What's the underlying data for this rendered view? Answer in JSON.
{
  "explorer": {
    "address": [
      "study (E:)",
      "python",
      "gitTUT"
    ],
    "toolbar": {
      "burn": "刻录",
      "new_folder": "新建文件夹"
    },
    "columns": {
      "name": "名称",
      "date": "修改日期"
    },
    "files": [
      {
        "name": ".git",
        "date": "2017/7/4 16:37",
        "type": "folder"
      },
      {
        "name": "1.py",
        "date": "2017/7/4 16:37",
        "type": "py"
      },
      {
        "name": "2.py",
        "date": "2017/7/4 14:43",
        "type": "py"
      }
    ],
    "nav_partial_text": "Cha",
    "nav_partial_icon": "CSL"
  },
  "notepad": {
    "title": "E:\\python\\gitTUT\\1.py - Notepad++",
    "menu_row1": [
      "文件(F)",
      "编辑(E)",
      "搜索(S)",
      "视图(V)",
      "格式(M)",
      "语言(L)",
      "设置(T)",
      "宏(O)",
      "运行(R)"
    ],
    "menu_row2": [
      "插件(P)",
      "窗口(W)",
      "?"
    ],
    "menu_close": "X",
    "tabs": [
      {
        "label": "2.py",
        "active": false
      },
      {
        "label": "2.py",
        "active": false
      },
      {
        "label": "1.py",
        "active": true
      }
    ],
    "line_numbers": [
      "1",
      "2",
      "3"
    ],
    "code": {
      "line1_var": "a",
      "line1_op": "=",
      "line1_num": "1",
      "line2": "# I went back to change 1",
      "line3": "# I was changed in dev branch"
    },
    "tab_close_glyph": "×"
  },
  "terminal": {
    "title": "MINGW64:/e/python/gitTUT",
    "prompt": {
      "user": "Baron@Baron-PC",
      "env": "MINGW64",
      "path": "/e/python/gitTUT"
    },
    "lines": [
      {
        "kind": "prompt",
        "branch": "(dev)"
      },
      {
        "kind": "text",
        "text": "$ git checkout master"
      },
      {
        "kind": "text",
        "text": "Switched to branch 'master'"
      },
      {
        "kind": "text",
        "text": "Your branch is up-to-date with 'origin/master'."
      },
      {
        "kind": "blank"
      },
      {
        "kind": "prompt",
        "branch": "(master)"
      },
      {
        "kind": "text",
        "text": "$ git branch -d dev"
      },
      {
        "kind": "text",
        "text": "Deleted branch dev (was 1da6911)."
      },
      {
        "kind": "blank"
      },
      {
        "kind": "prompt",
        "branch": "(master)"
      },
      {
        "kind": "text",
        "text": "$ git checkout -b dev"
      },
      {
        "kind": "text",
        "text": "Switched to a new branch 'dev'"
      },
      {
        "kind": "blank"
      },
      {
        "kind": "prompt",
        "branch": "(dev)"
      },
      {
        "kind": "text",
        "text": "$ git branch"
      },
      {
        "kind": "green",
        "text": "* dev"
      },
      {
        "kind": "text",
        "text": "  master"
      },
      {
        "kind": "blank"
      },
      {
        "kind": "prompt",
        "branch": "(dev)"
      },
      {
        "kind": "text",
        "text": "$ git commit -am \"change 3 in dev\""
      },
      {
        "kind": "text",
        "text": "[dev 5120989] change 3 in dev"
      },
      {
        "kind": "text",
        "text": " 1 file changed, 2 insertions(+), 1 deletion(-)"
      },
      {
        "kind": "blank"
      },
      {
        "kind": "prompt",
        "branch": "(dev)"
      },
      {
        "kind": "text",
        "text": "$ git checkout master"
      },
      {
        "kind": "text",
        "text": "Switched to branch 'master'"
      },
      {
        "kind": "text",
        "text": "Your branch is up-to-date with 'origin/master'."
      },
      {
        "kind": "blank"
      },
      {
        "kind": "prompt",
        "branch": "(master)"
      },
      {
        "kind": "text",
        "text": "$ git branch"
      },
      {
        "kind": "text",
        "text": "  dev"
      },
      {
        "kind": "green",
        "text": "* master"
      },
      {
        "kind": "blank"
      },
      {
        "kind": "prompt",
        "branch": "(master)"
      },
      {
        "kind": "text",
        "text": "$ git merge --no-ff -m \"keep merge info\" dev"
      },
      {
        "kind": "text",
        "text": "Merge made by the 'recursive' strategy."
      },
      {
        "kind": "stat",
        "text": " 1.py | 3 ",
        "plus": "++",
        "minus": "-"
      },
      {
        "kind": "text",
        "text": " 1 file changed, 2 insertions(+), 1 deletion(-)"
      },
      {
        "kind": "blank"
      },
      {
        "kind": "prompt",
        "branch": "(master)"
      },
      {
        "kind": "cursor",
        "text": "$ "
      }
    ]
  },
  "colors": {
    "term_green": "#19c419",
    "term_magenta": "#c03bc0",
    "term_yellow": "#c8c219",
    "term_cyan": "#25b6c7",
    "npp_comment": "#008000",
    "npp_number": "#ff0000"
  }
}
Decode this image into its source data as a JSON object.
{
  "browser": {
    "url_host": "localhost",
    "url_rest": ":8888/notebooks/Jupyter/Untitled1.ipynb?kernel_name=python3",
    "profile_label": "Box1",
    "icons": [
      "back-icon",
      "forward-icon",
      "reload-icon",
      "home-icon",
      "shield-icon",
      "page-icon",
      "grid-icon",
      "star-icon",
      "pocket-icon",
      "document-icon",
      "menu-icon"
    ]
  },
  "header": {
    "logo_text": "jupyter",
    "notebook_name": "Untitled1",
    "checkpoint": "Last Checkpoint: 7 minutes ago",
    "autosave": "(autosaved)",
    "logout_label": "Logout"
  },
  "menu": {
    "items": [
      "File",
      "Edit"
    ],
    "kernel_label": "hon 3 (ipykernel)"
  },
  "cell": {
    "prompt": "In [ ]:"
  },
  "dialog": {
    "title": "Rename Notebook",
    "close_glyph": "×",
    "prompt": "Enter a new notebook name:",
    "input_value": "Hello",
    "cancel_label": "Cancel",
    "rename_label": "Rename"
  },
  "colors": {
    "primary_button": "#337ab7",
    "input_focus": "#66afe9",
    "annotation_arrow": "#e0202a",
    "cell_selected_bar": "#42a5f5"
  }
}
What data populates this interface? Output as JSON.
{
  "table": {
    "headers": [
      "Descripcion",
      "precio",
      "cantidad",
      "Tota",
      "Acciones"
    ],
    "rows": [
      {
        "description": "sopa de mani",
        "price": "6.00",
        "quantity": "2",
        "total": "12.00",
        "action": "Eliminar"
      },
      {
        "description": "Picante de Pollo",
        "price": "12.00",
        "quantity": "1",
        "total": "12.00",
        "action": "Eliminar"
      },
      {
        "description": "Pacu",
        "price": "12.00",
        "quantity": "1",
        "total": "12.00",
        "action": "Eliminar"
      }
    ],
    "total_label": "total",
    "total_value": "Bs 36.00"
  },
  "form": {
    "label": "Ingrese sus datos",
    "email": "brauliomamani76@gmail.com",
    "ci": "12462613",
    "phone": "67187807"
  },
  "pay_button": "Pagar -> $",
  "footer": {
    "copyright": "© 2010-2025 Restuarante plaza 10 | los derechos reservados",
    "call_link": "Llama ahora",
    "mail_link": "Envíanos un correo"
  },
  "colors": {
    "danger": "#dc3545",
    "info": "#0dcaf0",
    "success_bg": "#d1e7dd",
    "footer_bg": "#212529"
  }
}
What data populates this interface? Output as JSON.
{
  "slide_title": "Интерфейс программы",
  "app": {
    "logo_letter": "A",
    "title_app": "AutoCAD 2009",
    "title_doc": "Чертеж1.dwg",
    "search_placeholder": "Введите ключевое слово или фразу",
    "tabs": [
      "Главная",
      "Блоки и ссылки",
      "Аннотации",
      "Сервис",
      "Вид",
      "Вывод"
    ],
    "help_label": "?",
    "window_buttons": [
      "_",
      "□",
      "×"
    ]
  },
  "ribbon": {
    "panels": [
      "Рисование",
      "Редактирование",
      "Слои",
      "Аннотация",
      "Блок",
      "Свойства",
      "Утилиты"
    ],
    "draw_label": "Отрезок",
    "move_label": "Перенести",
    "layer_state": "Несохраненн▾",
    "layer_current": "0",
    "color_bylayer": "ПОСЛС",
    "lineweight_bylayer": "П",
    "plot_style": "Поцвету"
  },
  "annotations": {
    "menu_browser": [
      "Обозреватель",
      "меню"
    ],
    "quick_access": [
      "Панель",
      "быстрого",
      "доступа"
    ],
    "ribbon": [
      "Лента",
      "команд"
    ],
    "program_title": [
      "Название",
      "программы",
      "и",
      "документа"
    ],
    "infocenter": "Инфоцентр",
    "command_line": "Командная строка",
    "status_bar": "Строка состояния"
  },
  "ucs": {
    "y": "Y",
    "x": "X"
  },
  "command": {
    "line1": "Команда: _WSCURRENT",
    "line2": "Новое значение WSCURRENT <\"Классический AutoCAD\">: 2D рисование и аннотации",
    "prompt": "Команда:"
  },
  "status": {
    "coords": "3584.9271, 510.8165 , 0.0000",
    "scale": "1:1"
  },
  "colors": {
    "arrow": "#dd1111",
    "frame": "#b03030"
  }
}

Short exercise — Using the listing, say how many lines include the word "description", and add nothing else.

Task response — 3